**Job**. Make an exact copy of all the records.

**Data for this task**.
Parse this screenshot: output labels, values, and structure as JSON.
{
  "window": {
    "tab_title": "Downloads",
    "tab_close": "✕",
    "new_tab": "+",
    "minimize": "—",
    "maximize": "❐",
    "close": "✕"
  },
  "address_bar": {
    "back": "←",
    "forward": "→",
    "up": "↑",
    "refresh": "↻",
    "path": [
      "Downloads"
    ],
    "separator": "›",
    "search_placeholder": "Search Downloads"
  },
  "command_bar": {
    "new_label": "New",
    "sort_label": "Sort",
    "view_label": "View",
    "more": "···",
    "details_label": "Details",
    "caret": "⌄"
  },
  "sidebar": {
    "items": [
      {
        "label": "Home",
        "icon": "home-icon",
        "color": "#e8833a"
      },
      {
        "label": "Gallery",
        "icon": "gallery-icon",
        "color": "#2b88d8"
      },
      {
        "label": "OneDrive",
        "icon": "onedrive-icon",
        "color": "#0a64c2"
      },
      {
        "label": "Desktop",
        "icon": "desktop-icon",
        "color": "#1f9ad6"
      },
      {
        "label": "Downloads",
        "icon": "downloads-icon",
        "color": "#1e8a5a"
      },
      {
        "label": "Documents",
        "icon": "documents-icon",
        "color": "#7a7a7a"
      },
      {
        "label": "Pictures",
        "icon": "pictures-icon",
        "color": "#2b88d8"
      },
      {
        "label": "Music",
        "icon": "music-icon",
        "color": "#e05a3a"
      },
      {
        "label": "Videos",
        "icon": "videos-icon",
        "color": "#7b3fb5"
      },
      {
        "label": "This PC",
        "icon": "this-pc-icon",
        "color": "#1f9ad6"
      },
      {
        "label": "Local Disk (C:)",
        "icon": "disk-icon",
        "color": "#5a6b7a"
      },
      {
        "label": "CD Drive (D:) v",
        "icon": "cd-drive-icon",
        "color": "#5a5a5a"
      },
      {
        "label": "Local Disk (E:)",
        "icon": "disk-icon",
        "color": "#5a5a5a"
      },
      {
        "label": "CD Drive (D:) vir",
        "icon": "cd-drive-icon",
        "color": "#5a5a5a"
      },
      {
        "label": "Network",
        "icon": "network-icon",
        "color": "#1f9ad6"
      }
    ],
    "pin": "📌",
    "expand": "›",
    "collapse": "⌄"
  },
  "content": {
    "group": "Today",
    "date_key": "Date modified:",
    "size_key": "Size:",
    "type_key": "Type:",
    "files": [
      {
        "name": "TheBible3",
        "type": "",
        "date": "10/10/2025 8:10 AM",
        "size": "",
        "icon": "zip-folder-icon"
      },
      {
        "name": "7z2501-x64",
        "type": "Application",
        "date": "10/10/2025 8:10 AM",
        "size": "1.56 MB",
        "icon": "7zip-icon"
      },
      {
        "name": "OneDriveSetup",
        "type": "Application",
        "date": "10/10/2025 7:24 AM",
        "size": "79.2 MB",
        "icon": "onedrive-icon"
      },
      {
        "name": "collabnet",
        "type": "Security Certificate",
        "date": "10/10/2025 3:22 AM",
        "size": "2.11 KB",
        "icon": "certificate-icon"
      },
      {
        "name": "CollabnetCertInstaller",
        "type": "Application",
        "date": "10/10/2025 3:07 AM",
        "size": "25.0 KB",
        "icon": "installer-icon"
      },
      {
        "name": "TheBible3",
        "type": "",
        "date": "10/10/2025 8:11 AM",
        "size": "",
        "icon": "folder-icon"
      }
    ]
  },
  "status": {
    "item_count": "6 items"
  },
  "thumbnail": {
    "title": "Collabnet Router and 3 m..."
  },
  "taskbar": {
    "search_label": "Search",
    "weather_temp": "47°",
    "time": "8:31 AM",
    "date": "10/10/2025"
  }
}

**Problem solution**.
Parse this screenshot: output labels, values, and structure as JSON.
{
  "window": {
    "tab_title": "Downloads",
    "tab_close": "✕",
    "new_tab": "+",
    "minimize": "—",
    "maximize": "❐",
    "close": "✕"
  },
  "address_bar": {
    "back": "←",
    "forward": "→",
    "up": "↑",
    "refresh": "↻",
    "path": [
      "Downloads"
    ],
    "separator": "›",
    "search_placeholder": "Search Downloads"
  },
  "command_bar": {
    "new_label": "New",
    "sort_label": "Sort",
    "view_label": "View",
    "more": "···",
    "details_label": "Details",
    "caret": "⌄"
  },
  "sidebar": {
    "items": [
      {
        "label": "Home",
        "icon": "home-icon",
        "color": "#e8833a"
      },
      {
        "label": "Gallery",
        "icon": "gallery-icon",
        "color": "#2b88d8"
      },
      {
        "label": "OneDrive",
        "icon": "onedrive-icon",
        "color": "#0a64c2"
      },
      {
        "label": "Desktop",
        "icon": "desktop-icon",
        "color": "#1f9ad6"
      },
      {
        "label": "Downloads",
        "icon": "downloads-icon",
        "color": "#1e8a5a"
      },
      {
        "label": "Documents",
        "icon": "documents-icon",
        "color": "#7a7a7a"
      },
      {
        "label": "Pictures",
        "icon": "pictures-icon",
        "color": "#2b88d8"
      },
      {
        "label": "Music",
        "icon": "music-icon",
        "color": "#e05a3a"
      },
      {
        "label": "Videos",
        "icon": "videos-icon",
        "color": "#7b3fb5"
      },
      {
        "label": "This PC",
        "icon": "this-pc-icon",
        "color": "#1f9ad6"
      },
      {
        "label": "Local Disk (C:)",
        "icon": "disk-icon",
        "color": "#5a6b7a"
      },
      {
        "label": "CD Drive (D:) v",
        "icon": "cd-drive-icon",
        "color": "#5a5a5a"
      },
      {
        "label": "Local Disk (E:)",
        "icon": "disk-icon",
        "color": "#5a5a5a"
      },
      {
        "label": "CD Drive (D:) vir",
        "icon": "cd-drive-icon",
        "color": "#5a5a5a"
      },
      {
        "label": "Network",
        "icon": "network-icon",
        "color": "#1f9ad6"
      }
    ],
    "pin": "📌",
    "expand": "›",
    "collapse": "⌄"
  },
  "content": {
    "group": "Today",
    "date_key": "Date modified:",
    "size_key": "Size:",
    "type_key": "Type:",
    "files": [
      {
        "name": "TheBible3",
        "type": "",
        "date": "10/10/2025 8:10 AM",
        "size": "",
        "icon": "zip-folder-icon"
      },
      {
        "name": "7z2501-x64",
        "type": "Application",
        "date": "10/10/2025 8:10 AM",
        "size": "1.56 MB",
        "icon": "7zip-icon"
      },
      {
        "name": "OneDriveSetup",
        "type": "Application",
        "date": "10/10/2025 7:24 AM",
        "size": "79.2 MB",
        "icon": "onedrive-icon"
      },
      {
        "name": "collabnet",
        "type": "Security Certificate",
        "date": "10/10/2025 3:22 AM",
        "size": "2.11 KB",
        "icon": "certificate-icon"
      },
      {
        "name": "CollabnetCertInstaller",
        "type": "Application",
        "date": "10/10/2025 3:07 AM",
        "size": "25.0 KB",
        "icon": "installer-icon"
      },
      {
        "name": "TheBible3",
        "type": "",
        "date": "10/10/2025 8:11 AM",
        "size": "",
        "icon": "folder-icon"
      }
    ]
  },
  "status": {
    "item_count": "6 items"
  },
  "thumbnail": {
    "title": "Collabnet Router and 3 m..."
  },
  "taskbar": {
    "search_label": "Search",
    "weather_temp": "47°",
    "time": "8:31 AM",
    "date": "10/10/2025"
  }
}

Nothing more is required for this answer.